## What is asked:
Give back all the data exactly, line by line.
:::::
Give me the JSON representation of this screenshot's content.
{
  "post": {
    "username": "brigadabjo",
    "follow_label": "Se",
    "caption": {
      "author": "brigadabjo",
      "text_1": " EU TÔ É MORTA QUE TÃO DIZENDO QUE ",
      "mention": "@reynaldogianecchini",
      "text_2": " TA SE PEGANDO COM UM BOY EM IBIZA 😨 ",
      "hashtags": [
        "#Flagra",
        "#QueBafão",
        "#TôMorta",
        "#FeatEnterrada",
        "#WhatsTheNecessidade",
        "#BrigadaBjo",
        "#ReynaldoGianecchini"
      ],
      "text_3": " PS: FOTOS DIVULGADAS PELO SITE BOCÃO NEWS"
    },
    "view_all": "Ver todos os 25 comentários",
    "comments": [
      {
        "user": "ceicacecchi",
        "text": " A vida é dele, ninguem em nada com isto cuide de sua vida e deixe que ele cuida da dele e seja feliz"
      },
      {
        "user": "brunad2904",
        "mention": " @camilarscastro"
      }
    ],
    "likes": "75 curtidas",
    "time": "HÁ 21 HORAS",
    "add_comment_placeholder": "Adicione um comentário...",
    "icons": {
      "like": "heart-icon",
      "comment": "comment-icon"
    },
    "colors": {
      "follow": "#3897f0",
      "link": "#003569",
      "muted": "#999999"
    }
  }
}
:::::
## Exercise output:
Give me the JSON representation of this screenshot's content.
{
  "post": {
    "username": "brigadabjo",
    "follow_label": "Se",
    "caption": {
      "author": "brigadabjo",
      "text_1": " EU TÔ É MORTA QUE TÃO DIZENDO QUE ",
      "mention": "@reynaldogianecchini",
      "text_2": " TA SE PEGANDO COM UM BOY EM IBIZA 😨 ",
      "hashtags": [
        "#Flagra",
        "#QueBafão",
        "#TôMorta",
        "#FeatEnterrada",
        "#WhatsTheNecessidade",
        "#BrigadaBjo",
        "#ReynaldoGianecchini"
      ],
      "text_3": " PS: FOTOS DIVULGADAS PELO SITE BOCÃO NEWS"
    },
    "view_all": "Ver todos os 25 comentários",
    "comments": [
      {
        "user": "ceicacecchi",
        "text": " A vida é dele, ninguem em nada com isto cuide de sua vida e deixe que ele cuida da dele e seja feliz"
      },
      {
        "user": "brunad2904",
        "mention": " @camilarscastro"
      }
    ],
    "likes": "75 curtidas",
    "time": "HÁ 21 HORAS",
    "add_comment_placeholder": "Adicione um comentário...",
    "icons": {
      "like": "heart-icon",
      "comment": "comment-icon"
    },
    "colors": {
      "follow": "#3897f0",
      "link": "#003569",
      "muted": "#999999"
    }
  }
}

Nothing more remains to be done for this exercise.